▶ [YOUR TASK]:
Check each line of the listing below for the word "title" and say how many lines have it. Nothing else should be written.
* begin DATA FOR THIS EXERCISE *
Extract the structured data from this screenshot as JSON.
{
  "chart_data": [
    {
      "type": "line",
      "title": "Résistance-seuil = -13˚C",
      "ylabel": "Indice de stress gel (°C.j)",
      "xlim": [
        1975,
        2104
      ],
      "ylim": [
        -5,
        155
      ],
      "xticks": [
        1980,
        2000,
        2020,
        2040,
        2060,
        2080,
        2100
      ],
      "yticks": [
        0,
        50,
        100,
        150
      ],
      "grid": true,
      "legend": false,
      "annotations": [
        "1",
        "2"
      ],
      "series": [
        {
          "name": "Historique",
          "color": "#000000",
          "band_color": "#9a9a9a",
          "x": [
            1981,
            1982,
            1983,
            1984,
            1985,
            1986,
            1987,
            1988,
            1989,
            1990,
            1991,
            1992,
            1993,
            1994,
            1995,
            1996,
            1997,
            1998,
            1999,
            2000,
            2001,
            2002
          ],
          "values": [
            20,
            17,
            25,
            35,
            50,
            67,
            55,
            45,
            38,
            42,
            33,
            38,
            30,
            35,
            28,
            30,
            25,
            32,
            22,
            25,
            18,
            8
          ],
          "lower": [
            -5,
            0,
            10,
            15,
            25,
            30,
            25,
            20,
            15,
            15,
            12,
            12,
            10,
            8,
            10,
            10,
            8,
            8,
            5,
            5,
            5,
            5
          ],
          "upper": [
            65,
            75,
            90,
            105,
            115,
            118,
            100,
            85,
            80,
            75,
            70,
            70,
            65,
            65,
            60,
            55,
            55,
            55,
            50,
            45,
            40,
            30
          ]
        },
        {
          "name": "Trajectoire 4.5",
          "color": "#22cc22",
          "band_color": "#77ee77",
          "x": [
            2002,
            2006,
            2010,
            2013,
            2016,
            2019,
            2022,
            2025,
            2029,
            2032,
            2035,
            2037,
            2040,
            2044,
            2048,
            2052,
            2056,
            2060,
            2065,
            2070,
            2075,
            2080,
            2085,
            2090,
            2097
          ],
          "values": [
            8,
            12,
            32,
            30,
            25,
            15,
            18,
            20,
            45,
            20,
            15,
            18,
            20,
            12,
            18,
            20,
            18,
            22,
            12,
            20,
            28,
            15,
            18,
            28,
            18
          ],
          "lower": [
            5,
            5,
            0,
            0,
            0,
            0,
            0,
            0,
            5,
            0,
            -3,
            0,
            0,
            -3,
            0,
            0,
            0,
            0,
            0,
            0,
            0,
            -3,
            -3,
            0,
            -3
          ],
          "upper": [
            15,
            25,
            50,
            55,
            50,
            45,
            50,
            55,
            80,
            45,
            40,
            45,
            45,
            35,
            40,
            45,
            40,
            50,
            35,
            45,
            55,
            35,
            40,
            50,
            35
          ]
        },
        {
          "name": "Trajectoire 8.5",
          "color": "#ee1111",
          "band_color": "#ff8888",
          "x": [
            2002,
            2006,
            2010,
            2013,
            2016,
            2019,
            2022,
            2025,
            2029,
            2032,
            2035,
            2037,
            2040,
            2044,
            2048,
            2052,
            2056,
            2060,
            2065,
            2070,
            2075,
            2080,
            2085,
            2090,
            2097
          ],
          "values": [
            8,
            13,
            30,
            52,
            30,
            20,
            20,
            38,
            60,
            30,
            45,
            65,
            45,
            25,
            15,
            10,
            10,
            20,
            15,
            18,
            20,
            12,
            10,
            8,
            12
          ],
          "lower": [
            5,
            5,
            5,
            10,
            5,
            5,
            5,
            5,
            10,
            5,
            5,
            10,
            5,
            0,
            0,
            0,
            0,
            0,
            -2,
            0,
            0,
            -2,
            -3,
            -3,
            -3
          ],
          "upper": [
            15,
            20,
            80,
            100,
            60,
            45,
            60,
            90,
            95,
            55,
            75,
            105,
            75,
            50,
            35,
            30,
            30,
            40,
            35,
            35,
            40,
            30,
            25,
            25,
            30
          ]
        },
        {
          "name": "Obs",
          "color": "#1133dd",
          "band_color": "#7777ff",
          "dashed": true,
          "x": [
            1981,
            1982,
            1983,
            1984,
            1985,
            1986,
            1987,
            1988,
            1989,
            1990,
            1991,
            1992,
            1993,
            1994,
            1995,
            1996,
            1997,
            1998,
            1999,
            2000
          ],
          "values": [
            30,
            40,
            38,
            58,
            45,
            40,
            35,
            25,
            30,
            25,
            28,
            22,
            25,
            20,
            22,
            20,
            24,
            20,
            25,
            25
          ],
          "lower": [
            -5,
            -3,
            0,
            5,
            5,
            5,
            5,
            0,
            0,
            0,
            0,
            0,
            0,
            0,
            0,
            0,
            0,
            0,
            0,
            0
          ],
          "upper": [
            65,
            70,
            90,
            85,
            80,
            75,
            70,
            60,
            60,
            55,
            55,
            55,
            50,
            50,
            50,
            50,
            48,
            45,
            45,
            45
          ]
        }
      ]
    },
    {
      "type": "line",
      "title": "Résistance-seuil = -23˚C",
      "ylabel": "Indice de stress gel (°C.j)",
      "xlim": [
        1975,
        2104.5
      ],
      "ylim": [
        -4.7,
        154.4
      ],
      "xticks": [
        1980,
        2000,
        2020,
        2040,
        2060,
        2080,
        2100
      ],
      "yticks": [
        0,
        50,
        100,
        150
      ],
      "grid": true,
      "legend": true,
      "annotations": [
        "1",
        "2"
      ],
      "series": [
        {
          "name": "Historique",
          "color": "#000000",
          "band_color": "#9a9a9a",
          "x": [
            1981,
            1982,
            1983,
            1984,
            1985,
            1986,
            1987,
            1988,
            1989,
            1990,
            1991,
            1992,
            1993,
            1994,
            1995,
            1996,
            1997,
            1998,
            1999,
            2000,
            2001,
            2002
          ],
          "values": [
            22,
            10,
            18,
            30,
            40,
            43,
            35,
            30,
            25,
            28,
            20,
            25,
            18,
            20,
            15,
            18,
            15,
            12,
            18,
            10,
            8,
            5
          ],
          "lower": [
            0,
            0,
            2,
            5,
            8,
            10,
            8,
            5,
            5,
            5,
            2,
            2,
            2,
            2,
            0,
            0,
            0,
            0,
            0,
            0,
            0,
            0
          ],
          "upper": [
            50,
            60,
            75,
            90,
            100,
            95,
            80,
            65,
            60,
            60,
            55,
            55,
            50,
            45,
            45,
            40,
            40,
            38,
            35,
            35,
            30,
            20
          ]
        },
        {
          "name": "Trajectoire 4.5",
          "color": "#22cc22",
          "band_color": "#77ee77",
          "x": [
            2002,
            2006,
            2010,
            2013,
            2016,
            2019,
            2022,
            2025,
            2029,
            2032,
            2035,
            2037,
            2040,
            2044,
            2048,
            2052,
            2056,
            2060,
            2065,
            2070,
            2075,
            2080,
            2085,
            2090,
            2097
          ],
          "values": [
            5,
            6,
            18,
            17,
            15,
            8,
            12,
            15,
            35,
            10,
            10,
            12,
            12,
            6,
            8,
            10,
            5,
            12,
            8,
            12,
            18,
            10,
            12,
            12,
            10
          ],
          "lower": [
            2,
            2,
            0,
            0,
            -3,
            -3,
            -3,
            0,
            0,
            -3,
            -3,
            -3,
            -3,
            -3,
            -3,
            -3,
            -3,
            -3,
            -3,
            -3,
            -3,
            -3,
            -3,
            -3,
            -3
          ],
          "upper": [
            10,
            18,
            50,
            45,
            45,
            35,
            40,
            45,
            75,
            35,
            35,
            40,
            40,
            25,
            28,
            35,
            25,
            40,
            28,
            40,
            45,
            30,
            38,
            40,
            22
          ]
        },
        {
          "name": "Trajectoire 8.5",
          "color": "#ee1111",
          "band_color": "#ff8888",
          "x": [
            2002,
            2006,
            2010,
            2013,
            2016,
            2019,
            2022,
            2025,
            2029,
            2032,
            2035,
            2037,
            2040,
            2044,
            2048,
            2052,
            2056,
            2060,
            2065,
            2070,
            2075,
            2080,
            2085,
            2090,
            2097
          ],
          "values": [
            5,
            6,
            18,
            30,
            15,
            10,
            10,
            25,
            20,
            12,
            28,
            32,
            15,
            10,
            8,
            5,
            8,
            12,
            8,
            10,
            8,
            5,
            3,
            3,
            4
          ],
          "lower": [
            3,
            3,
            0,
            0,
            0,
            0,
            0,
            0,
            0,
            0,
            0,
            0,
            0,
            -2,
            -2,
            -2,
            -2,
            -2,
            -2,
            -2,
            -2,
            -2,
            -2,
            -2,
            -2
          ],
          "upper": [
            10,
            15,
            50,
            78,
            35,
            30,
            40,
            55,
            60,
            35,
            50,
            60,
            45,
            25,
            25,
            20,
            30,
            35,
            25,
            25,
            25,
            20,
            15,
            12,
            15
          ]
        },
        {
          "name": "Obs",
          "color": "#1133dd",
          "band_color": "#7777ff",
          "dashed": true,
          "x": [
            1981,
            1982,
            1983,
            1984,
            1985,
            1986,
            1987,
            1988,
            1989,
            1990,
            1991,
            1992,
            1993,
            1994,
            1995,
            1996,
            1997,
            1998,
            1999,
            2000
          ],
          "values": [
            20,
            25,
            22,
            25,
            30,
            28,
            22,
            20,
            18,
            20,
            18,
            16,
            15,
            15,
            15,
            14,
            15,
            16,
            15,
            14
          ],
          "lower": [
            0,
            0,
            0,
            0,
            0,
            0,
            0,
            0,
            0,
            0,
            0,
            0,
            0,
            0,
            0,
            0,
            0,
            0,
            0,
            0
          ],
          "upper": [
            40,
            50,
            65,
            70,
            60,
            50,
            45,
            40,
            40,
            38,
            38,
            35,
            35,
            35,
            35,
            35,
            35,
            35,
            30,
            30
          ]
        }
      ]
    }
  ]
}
* end DATA FOR THIS EXERCISE *
▶ [ANSWER TO THIS PROBLEM]:
2